Entries from a dataset:
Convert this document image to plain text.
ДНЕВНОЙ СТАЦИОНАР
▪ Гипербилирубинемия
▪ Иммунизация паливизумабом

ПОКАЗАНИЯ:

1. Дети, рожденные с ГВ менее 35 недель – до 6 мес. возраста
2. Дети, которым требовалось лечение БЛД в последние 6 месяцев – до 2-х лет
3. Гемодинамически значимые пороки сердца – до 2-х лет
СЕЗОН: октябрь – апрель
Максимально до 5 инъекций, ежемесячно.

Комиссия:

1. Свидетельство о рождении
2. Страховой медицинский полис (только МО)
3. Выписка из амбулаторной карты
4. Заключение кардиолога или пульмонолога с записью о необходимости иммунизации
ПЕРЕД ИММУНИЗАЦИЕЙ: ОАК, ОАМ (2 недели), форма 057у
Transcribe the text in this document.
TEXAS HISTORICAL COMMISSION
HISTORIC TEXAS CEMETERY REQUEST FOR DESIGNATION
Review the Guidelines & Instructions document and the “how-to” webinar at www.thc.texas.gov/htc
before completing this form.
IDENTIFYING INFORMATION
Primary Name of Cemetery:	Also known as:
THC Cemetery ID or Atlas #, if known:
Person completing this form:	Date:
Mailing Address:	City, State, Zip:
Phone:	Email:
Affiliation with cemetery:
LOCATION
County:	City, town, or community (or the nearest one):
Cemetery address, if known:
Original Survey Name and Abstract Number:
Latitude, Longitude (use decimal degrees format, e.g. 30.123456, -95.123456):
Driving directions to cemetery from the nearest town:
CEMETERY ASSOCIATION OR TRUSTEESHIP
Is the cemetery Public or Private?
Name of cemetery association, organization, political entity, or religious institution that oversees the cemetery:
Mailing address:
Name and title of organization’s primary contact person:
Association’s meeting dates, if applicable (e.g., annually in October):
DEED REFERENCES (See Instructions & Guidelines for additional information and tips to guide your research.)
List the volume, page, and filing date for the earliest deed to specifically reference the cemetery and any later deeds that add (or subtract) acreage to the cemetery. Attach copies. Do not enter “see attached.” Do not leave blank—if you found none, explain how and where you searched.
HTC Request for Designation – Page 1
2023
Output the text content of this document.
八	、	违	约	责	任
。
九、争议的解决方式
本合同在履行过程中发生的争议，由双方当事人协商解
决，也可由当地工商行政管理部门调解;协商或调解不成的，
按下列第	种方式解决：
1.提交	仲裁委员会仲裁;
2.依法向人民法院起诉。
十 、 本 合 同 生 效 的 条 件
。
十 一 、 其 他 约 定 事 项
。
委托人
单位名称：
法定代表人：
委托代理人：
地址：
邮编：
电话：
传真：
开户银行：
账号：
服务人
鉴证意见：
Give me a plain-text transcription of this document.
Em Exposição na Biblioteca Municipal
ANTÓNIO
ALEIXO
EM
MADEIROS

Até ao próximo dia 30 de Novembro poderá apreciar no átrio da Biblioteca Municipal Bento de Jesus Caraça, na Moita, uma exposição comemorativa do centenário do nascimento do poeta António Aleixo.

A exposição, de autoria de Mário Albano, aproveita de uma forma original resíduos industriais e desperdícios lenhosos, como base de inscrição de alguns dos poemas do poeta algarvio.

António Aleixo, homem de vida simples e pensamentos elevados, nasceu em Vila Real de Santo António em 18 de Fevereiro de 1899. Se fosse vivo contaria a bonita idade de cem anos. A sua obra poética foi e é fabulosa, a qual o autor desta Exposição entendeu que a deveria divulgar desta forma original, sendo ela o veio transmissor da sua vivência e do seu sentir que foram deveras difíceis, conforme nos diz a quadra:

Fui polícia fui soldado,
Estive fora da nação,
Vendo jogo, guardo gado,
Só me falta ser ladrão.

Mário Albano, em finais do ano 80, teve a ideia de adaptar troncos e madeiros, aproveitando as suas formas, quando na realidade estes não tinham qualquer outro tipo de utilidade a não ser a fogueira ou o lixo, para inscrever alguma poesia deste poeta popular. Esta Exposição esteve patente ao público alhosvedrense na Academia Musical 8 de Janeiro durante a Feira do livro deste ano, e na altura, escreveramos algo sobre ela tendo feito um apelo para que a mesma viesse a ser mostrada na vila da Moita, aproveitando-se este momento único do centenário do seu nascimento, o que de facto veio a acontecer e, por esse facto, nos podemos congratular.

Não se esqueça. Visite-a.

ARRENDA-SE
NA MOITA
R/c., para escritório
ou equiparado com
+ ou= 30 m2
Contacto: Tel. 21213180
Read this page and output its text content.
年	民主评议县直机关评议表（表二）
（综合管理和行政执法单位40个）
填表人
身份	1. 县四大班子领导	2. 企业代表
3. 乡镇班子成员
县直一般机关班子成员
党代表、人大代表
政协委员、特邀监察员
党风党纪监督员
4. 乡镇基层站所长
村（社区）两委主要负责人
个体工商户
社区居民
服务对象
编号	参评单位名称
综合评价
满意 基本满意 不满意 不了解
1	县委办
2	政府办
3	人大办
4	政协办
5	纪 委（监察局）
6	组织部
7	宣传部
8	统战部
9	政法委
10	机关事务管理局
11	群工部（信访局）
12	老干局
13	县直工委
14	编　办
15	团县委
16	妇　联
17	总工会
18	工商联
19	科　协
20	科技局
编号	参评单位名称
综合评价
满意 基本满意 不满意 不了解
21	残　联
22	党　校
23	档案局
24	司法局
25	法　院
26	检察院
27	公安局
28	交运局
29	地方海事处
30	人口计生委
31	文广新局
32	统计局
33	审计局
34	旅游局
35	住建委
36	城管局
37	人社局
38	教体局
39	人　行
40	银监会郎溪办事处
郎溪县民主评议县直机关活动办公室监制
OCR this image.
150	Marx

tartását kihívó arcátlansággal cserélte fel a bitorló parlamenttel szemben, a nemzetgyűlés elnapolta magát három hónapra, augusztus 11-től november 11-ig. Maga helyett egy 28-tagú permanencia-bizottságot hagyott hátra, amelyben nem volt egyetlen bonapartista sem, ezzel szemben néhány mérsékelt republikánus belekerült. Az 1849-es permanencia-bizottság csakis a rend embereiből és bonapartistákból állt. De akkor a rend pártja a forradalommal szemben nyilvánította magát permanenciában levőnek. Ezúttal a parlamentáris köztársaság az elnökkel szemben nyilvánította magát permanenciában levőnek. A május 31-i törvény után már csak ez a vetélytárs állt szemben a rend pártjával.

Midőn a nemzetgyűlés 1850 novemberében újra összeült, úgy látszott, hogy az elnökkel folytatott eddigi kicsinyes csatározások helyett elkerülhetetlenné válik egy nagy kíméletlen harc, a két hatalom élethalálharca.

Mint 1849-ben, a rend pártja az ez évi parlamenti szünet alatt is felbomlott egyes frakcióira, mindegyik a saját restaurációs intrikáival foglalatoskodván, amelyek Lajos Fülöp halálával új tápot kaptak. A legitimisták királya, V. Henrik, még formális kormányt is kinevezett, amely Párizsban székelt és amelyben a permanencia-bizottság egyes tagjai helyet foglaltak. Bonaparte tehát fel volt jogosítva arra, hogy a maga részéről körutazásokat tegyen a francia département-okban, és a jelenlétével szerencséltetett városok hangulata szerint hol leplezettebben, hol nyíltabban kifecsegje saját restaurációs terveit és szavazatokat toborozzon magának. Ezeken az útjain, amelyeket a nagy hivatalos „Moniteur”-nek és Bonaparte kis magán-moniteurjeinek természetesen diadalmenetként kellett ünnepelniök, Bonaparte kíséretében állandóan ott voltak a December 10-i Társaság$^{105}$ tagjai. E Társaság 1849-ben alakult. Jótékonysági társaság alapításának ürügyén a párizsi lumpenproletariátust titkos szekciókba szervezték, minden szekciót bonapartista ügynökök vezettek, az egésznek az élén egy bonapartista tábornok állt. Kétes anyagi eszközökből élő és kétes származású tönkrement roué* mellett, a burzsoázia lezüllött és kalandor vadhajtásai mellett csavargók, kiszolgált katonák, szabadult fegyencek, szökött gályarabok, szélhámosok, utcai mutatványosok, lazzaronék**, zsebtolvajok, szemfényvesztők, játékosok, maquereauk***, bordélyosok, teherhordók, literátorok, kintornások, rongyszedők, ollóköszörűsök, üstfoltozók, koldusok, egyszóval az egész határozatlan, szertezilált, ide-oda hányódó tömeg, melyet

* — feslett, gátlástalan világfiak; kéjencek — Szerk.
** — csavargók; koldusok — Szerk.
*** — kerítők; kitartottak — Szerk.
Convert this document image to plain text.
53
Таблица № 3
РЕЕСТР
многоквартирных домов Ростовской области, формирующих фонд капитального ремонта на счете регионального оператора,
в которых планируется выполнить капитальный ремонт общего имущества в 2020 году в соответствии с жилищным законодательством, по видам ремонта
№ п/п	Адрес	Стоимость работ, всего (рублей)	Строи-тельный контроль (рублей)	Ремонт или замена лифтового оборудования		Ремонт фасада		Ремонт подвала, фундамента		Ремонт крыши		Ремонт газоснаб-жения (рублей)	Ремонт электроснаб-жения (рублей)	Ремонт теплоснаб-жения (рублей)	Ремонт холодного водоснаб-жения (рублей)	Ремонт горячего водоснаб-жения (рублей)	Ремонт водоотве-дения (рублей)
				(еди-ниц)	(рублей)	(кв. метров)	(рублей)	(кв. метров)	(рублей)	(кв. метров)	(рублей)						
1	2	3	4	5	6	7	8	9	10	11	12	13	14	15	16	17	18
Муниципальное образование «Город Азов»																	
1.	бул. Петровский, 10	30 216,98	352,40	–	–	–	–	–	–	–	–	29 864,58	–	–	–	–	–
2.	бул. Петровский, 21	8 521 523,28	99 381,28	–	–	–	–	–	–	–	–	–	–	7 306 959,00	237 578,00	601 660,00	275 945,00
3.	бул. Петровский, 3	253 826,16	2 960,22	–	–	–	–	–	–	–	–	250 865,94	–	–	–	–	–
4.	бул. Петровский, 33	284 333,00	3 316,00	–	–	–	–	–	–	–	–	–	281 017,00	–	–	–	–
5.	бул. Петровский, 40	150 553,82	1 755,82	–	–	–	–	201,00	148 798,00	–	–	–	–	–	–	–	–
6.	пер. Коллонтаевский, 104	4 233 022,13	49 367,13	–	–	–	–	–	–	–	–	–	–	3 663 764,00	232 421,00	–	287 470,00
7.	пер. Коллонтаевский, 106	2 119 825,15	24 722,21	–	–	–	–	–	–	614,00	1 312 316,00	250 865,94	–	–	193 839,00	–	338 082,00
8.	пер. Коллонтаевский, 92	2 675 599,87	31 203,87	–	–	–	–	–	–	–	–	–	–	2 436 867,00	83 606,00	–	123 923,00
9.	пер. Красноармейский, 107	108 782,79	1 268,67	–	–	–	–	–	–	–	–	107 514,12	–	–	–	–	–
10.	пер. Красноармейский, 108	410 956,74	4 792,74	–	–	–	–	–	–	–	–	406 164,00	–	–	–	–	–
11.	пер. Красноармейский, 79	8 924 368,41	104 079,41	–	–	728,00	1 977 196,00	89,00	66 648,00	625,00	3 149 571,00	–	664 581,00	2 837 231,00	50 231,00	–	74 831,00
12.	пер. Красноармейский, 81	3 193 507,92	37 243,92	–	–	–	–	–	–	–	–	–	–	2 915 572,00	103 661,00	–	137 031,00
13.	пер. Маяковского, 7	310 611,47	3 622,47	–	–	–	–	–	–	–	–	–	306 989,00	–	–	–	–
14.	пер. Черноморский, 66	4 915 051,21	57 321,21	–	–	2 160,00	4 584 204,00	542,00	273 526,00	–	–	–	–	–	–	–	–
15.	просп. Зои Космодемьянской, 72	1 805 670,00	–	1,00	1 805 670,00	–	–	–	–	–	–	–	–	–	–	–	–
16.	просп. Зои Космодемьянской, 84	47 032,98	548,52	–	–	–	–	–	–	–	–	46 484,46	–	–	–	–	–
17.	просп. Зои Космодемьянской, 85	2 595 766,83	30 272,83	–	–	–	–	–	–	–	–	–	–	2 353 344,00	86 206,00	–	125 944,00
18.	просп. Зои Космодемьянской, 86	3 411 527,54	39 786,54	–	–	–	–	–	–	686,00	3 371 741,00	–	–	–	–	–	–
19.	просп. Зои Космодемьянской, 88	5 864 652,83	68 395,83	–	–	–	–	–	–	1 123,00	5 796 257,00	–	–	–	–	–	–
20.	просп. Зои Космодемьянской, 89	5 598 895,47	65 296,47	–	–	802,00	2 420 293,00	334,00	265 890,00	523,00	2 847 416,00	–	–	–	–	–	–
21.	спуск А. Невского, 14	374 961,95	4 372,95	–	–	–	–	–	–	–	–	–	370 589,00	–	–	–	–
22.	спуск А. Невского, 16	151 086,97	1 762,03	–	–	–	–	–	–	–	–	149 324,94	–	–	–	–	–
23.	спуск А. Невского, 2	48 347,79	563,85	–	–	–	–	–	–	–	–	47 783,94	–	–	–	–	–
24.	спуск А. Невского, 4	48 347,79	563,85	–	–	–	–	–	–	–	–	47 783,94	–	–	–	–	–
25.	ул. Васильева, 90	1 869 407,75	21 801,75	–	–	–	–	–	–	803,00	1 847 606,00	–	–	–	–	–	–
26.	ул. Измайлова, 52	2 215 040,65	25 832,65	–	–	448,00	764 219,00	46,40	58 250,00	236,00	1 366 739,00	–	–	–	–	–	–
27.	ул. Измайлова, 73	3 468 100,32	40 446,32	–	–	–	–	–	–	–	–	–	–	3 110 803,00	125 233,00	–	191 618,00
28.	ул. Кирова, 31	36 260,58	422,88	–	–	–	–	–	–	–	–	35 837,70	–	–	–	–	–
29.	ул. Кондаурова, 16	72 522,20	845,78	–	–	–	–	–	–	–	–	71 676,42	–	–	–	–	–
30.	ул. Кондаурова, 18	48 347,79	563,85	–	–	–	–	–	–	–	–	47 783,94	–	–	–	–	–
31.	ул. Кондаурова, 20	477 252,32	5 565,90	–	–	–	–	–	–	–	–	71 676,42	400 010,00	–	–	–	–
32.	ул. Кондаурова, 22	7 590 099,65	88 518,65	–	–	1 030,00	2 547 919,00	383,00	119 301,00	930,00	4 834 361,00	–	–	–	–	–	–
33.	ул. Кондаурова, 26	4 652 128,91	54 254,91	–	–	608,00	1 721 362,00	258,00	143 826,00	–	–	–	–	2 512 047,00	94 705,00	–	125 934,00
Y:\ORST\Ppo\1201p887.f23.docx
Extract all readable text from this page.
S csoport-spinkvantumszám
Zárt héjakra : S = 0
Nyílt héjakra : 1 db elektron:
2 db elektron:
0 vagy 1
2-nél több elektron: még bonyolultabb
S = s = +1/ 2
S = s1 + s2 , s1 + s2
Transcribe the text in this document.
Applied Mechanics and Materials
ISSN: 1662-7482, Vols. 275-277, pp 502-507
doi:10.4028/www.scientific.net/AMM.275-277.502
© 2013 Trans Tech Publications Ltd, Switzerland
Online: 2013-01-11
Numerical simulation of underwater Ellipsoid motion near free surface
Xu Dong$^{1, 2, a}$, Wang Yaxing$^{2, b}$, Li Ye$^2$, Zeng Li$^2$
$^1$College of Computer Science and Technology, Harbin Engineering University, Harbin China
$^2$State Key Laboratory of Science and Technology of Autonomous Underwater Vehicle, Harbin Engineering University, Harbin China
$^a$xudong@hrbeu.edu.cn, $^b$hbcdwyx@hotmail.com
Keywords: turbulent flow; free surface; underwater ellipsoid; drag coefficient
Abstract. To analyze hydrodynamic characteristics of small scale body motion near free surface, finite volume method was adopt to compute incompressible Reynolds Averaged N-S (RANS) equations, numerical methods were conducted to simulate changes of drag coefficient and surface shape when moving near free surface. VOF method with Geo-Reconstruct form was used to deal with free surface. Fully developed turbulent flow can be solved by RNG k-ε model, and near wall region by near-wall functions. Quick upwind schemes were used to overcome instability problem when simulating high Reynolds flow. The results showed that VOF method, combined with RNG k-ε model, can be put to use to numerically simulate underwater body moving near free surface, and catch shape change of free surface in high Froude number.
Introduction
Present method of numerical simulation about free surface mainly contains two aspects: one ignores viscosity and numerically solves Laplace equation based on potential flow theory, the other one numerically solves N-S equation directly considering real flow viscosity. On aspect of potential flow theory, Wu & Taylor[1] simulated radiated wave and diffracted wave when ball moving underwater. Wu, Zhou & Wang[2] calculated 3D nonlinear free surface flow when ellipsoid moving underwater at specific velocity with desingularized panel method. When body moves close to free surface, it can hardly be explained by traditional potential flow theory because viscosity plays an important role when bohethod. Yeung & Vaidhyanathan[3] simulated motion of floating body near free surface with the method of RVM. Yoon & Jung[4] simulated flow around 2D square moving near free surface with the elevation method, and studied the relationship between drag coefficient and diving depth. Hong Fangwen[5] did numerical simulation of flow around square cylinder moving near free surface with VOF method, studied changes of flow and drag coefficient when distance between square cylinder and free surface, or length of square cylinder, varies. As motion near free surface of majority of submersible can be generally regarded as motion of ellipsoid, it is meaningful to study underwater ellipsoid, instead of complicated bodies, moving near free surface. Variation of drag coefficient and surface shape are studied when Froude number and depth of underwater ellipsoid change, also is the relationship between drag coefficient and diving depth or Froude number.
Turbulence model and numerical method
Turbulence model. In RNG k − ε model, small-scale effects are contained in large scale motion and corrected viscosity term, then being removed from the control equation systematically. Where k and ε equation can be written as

Goal: Find the lines that include the string "Turbulence", then copy each of them.

Correct output:
Turbulence model and numerical method
Turbulence model. In RNG k − ε model, small-scale effects are contained in large scale motion and corrected viscosity term, then being removed from the control equation systematically. Where k and ε equation can be written as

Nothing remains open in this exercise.